§ Dataset records:
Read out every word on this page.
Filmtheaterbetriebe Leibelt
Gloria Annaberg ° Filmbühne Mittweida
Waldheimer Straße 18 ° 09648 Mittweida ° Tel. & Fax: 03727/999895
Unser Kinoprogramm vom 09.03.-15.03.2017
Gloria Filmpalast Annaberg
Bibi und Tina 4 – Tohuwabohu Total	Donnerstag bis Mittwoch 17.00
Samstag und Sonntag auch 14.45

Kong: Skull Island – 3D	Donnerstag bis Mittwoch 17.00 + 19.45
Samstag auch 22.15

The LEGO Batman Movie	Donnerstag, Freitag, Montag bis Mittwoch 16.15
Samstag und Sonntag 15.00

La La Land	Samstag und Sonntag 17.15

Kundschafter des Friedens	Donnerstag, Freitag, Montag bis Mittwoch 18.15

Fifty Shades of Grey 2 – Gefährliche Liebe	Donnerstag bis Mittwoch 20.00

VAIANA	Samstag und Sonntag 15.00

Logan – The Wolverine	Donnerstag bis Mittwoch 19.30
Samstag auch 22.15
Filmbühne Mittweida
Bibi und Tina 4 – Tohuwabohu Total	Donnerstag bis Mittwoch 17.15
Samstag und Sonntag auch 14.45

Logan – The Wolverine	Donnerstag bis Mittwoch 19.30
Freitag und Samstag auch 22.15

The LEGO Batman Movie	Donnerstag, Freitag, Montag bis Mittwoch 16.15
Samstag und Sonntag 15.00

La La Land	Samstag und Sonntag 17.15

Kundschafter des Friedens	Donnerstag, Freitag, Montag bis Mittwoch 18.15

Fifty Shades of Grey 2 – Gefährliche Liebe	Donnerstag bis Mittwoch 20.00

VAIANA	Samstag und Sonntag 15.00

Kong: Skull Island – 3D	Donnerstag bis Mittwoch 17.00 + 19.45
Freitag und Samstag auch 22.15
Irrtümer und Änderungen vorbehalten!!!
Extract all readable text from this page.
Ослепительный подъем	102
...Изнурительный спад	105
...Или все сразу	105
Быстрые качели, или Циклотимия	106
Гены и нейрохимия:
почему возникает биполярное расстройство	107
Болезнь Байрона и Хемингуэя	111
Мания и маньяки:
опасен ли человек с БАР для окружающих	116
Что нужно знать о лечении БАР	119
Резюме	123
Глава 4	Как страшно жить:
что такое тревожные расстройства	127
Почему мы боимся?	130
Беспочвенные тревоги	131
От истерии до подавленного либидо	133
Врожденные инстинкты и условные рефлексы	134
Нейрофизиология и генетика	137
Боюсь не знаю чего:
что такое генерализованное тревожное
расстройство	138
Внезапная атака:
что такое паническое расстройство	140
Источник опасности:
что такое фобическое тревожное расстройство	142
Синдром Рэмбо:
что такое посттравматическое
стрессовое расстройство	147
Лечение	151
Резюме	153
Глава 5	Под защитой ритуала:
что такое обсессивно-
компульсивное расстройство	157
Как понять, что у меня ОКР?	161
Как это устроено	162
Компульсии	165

§ Directions for this task:
Exactly reproduce every line found in the records.

§ Final answer:
Read out every word on this page.
Filmtheaterbetriebe Leibelt
Gloria Annaberg ° Filmbühne Mittweida
Waldheimer Straße 18 ° 09648 Mittweida ° Tel. & Fax: 03727/999895
Unser Kinoprogramm vom 09.03.-15.03.2017
Gloria Filmpalast Annaberg
Bibi und Tina 4 – Tohuwabohu Total	Donnerstag bis Mittwoch 17.00
Samstag und Sonntag auch 14.45

Kong: Skull Island – 3D	Donnerstag bis Mittwoch 17.00 + 19.45
Samstag auch 22.15

The LEGO Batman Movie	Donnerstag, Freitag, Montag bis Mittwoch 16.15
Samstag und Sonntag 15.00

La La Land	Samstag und Sonntag 17.15

Kundschafter des Friedens	Donnerstag, Freitag, Montag bis Mittwoch 18.15

Fifty Shades of Grey 2 – Gefährliche Liebe	Donnerstag bis Mittwoch 20.00

VAIANA	Samstag und Sonntag 15.00

Logan – The Wolverine	Donnerstag bis Mittwoch 19.30
Samstag auch 22.15
Filmbühne Mittweida
Bibi und Tina 4 – Tohuwabohu Total	Donnerstag bis Mittwoch 17.15
Samstag und Sonntag auch 14.45

Logan – The Wolverine	Donnerstag bis Mittwoch 19.30
Freitag und Samstag auch 22.15

The LEGO Batman Movie	Donnerstag, Freitag, Montag bis Mittwoch 16.15
Samstag und Sonntag 15.00

La La Land	Samstag und Sonntag 17.15

Kundschafter des Friedens	Donnerstag, Freitag, Montag bis Mittwoch 18.15

Fifty Shades of Grey 2 – Gefährliche Liebe	Donnerstag bis Mittwoch 20.00

VAIANA	Samstag und Sonntag 15.00

Kong: Skull Island – 3D	Donnerstag bis Mittwoch 17.00 + 19.45
Freitag und Samstag auch 22.15
Irrtümer und Änderungen vorbehalten!!!
Extract all readable text from this page.
Ослепительный подъем	102
...Изнурительный спад	105
...Или все сразу	105
Быстрые качели, или Циклотимия	106
Гены и нейрохимия:
почему возникает биполярное расстройство	107
Болезнь Байрона и Хемингуэя	111
Мания и маньяки:
опасен ли человек с БАР для окружающих	116
Что нужно знать о лечении БАР	119
Резюме	123
Глава 4	Как страшно жить:
что такое тревожные расстройства	127
Почему мы боимся?	130
Беспочвенные тревоги	131
От истерии до подавленного либидо	133
Врожденные инстинкты и условные рефлексы	134
Нейрофизиология и генетика	137
Боюсь не знаю чего:
что такое генерализованное тревожное
расстройство	138
Внезапная атака:
что такое паническое расстройство	140
Источник опасности:
что такое фобическое тревожное расстройство	142
Синдром Рэмбо:
что такое посттравматическое
стрессовое расстройство	147
Лечение	151
Резюме	153
Глава 5	Под защитой ритуала:
что такое обсессивно-
компульсивное расстройство	157
Как понять, что у меня ОКР?	161
Как это устроено	162
Компульсии	165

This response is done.